Data records:

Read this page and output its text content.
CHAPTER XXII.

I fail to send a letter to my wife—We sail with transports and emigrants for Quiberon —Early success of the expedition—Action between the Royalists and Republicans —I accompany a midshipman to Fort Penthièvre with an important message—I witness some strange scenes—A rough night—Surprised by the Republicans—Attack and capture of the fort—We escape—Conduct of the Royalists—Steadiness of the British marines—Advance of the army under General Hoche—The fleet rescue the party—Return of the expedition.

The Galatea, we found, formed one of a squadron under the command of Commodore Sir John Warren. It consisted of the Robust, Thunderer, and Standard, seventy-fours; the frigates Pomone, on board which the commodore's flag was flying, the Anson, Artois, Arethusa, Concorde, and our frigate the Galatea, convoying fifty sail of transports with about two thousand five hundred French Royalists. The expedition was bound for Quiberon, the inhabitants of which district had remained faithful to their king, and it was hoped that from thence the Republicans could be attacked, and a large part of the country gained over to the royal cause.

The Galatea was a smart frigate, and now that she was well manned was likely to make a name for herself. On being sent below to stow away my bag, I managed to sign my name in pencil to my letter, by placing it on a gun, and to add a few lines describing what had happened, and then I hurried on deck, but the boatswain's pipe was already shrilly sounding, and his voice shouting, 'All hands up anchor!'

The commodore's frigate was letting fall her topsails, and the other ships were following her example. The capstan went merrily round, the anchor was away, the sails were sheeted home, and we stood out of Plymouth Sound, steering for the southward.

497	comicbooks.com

### Your goal
Return all of the entries exactly as written.

### Problem solution
Read this page and output its text content.
CHAPTER XXII.

I fail to send a letter to my wife—We sail with transports and emigrants for Quiberon —Early success of the expedition—Action between the Royalists and Republicans —I accompany a midshipman to Fort Penthièvre with an important message—I witness some strange scenes—A rough night—Surprised by the Republicans—Attack and capture of the fort—We escape—Conduct of the Royalists—Steadiness of the British marines—Advance of the army under General Hoche—The fleet rescue the party—Return of the expedition.

The Galatea, we found, formed one of a squadron under the command of Commodore Sir John Warren. It consisted of the Robust, Thunderer, and Standard, seventy-fours; the frigates Pomone, on board which the commodore's flag was flying, the Anson, Artois, Arethusa, Concorde, and our frigate the Galatea, convoying fifty sail of transports with about two thousand five hundred French Royalists. The expedition was bound for Quiberon, the inhabitants of which district had remained faithful to their king, and it was hoped that from thence the Republicans could be attacked, and a large part of the country gained over to the royal cause.

The Galatea was a smart frigate, and now that she was well manned was likely to make a name for herself. On being sent below to stow away my bag, I managed to sign my name in pencil to my letter, by placing it on a gun, and to add a few lines describing what had happened, and then I hurried on deck, but the boatswain's pipe was already shrilly sounding, and his voice shouting, 'All hands up anchor!'

The commodore's frigate was letting fall her topsails, and the other ships were following her example. The capstan went merrily round, the anchor was away, the sails were sheeted home, and we stood out of Plymouth Sound, steering for the southward.

497	comicbooks.com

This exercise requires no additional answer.